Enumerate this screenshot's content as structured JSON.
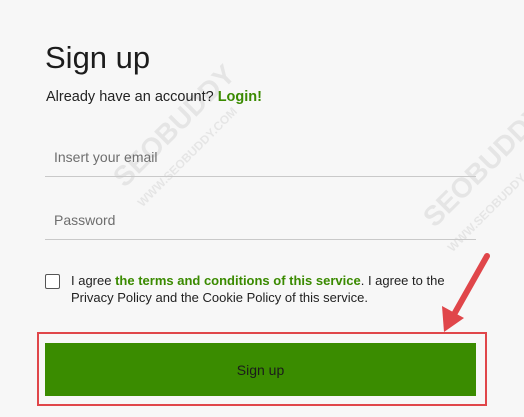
{
  "form": {
    "title": "Sign up",
    "already_text": "Already have an account? ",
    "login_link": "Login!",
    "email_placeholder": "Insert your email",
    "password_placeholder": "Password",
    "terms_prefix": "I agree ",
    "terms_link": "the terms and conditions of this service",
    "terms_suffix": ". I agree to the Privacy Policy and the Cookie Policy of this service.",
    "submit_label": "Sign up"
  },
  "watermark": {
    "brand": "SEOBUDDY",
    "site": "WWW.SEOBUDDY.COM"
  },
  "colors": {
    "accent_green": "#3a8a00",
    "button_green": "#3a8c00",
    "annotation_red": "#e0464a",
    "background": "#f7f7f7"
  },
  "annotation": {
    "icons": [
      "red-arrow-icon",
      "red-highlight-box"
    ]
  }
}
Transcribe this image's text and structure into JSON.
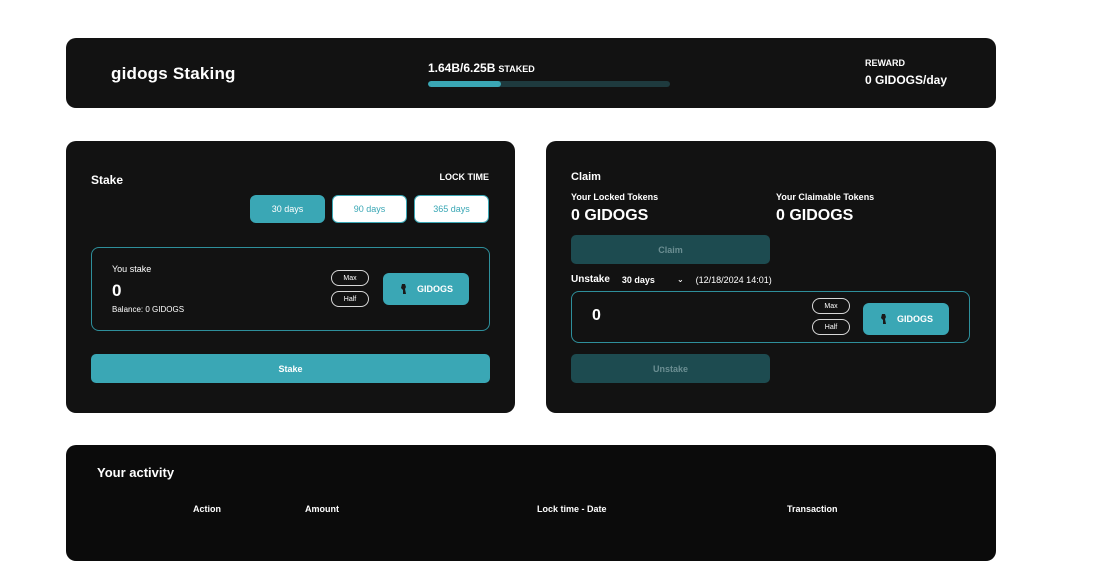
{
  "header": {
    "title": "gidogs Staking",
    "staked_amount": "1.64B/6.25B",
    "staked_suffix": "STAKED",
    "staked_progress": 0.3,
    "reward_label": "REWARD",
    "reward_value": "0 GIDOGS/day"
  },
  "stake": {
    "title": "Stake",
    "lock_time_label": "LOCK TIME",
    "lock_options": [
      "30 days",
      "90 days",
      "365 days"
    ],
    "selected_lock": "30 days",
    "input_label": "You stake",
    "input_value": "0",
    "balance": "Balance: 0 GIDOGS",
    "max_label": "Max",
    "half_label": "Half",
    "token_label": "GIDOGS",
    "token_icon": "gidogs-token-icon",
    "submit_label": "Stake"
  },
  "claim": {
    "title": "Claim",
    "locked_label": "Your Locked Tokens",
    "locked_value": "0 GIDOGS",
    "claimable_label": "Your Claimable Tokens",
    "claimable_value": "0 GIDOGS",
    "claim_button": "Claim",
    "unstake_label": "Unstake",
    "unstake_period": "30 days",
    "unstake_date": "(12/18/2024 14:01)",
    "input_value": "0",
    "max_label": "Max",
    "half_label": "Half",
    "token_label": "GIDOGS",
    "unstake_button": "Unstake"
  },
  "activity": {
    "title": "Your activity",
    "columns": [
      "Action",
      "Amount",
      "Lock time - Date",
      "Transaction"
    ]
  },
  "colors": {
    "accent": "#3aa7b5",
    "panel": "#121212",
    "disabled": "#1d4b50"
  }
}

→ AIM OF THE TASK
Answer only with how many lines in the records include "days".

→ RESULT OF THIS EXERCISE
5